Task details — Output the full material exactly as it appears here.

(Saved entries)
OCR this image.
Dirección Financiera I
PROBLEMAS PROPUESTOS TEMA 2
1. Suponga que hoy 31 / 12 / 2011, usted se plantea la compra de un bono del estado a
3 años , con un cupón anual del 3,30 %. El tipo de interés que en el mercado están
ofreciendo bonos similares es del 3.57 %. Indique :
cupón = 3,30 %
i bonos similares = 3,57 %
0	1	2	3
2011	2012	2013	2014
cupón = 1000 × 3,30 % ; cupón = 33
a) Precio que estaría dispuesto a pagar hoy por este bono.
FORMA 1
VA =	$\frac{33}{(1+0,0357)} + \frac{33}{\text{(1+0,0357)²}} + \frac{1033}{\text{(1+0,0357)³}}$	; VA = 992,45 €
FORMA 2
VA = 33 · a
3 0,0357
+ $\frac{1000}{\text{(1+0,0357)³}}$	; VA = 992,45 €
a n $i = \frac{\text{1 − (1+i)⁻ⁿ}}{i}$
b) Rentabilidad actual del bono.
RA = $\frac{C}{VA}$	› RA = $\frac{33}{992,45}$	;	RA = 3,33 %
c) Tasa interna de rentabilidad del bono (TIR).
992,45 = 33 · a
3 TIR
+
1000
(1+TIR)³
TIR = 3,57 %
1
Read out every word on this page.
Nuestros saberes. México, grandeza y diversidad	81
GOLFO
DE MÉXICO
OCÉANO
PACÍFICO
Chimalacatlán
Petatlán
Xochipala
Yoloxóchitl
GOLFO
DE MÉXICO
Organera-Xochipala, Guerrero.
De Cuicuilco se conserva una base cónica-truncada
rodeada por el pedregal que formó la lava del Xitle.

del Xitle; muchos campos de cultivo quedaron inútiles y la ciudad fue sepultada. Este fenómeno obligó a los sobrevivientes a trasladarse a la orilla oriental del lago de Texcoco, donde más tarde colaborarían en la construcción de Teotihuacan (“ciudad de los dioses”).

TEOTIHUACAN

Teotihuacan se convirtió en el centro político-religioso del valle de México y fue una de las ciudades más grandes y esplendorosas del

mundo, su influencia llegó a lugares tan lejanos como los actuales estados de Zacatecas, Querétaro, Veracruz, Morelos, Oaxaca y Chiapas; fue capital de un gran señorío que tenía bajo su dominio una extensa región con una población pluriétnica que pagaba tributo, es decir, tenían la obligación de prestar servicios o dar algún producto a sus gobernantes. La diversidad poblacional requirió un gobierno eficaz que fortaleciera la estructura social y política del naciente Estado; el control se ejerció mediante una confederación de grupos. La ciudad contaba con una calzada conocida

Written response —
OCR this image.
Dirección Financiera I
PROBLEMAS PROPUESTOS TEMA 2
1. Suponga que hoy 31 / 12 / 2011, usted se plantea la compra de un bono del estado a
3 años , con un cupón anual del 3,30 %. El tipo de interés que en el mercado están
ofreciendo bonos similares es del 3.57 %. Indique :
cupón = 3,30 %
i bonos similares = 3,57 %
0	1	2	3
2011	2012	2013	2014
cupón = 1000 × 3,30 % ; cupón = 33
a) Precio que estaría dispuesto a pagar hoy por este bono.
FORMA 1
VA =	$\frac{33}{(1+0,0357)} + \frac{33}{\text{(1+0,0357)²}} + \frac{1033}{\text{(1+0,0357)³}}$	; VA = 992,45 €
FORMA 2
VA = 33 · a
3 0,0357
+ $\frac{1000}{\text{(1+0,0357)³}}$	; VA = 992,45 €
a n $i = \frac{\text{1 − (1+i)⁻ⁿ}}{i}$
b) Rentabilidad actual del bono.
RA = $\frac{C}{VA}$	› RA = $\frac{33}{992,45}$	;	RA = 3,33 %
c) Tasa interna de rentabilidad del bono (TIR).
992,45 = 33 · a
3 TIR
+
1000
(1+TIR)³
TIR = 3,57 %
1
Read out every word on this page.
Nuestros saberes. México, grandeza y diversidad	81
GOLFO
DE MÉXICO
OCÉANO
PACÍFICO
Chimalacatlán
Petatlán
Xochipala
Yoloxóchitl
GOLFO
DE MÉXICO
Organera-Xochipala, Guerrero.
De Cuicuilco se conserva una base cónica-truncada
rodeada por el pedregal que formó la lava del Xitle.

del Xitle; muchos campos de cultivo quedaron inútiles y la ciudad fue sepultada. Este fenómeno obligó a los sobrevivientes a trasladarse a la orilla oriental del lago de Texcoco, donde más tarde colaborarían en la construcción de Teotihuacan (“ciudad de los dioses”).

TEOTIHUACAN

Teotihuacan se convirtió en el centro político-religioso del valle de México y fue una de las ciudades más grandes y esplendorosas del

mundo, su influencia llegó a lugares tan lejanos como los actuales estados de Zacatecas, Querétaro, Veracruz, Morelos, Oaxaca y Chiapas; fue capital de un gran señorío que tenía bajo su dominio una extensa región con una población pluriétnica que pagaba tributo, es decir, tenían la obligación de prestar servicios o dar algún producto a sus gobernantes. La diversidad poblacional requirió un gobierno eficaz que fortaleciera la estructura social y política del naciente Estado; el control se ejerció mediante una confederación de grupos. La ciudad contaba con una calzada conocida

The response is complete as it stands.